# Task description
Write the material out again, line by line, exactly as it is.

Figure content listings
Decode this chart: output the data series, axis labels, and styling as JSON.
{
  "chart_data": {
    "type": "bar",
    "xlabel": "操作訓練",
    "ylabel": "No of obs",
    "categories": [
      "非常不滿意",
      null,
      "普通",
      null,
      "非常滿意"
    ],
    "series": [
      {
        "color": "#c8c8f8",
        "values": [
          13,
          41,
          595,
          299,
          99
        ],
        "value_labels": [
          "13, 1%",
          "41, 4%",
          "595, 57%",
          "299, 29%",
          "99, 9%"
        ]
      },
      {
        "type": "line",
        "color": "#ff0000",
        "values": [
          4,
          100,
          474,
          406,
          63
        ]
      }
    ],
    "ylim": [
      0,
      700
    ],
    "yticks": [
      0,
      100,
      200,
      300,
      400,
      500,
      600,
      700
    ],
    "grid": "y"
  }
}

# Final answer
Decode this chart: output the data series, axis labels, and styling as JSON.
{
  "chart_data": {
    "type": "bar",
    "xlabel": "操作訓練",
    "ylabel": "No of obs",
    "categories": [
      "非常不滿意",
      null,
      "普通",
      null,
      "非常滿意"
    ],
    "series": [
      {
        "color": "#c8c8f8",
        "values": [
          13,
          41,
          595,
          299,
          99
        ],
        "value_labels": [
          "13, 1%",
          "41, 4%",
          "595, 57%",
          "299, 29%",
          "99, 9%"
        ]
      },
      {
        "type": "line",
        "color": "#ff0000",
        "values": [
          4,
          100,
          474,
          406,
          63
        ]
      }
    ],
    "ylim": [
      0,
      700
    ],
    "yticks": [
      0,
      100,
      200,
      300,
      400,
      500,
      600,
      700
    ],
    "grid": "y"
  }
}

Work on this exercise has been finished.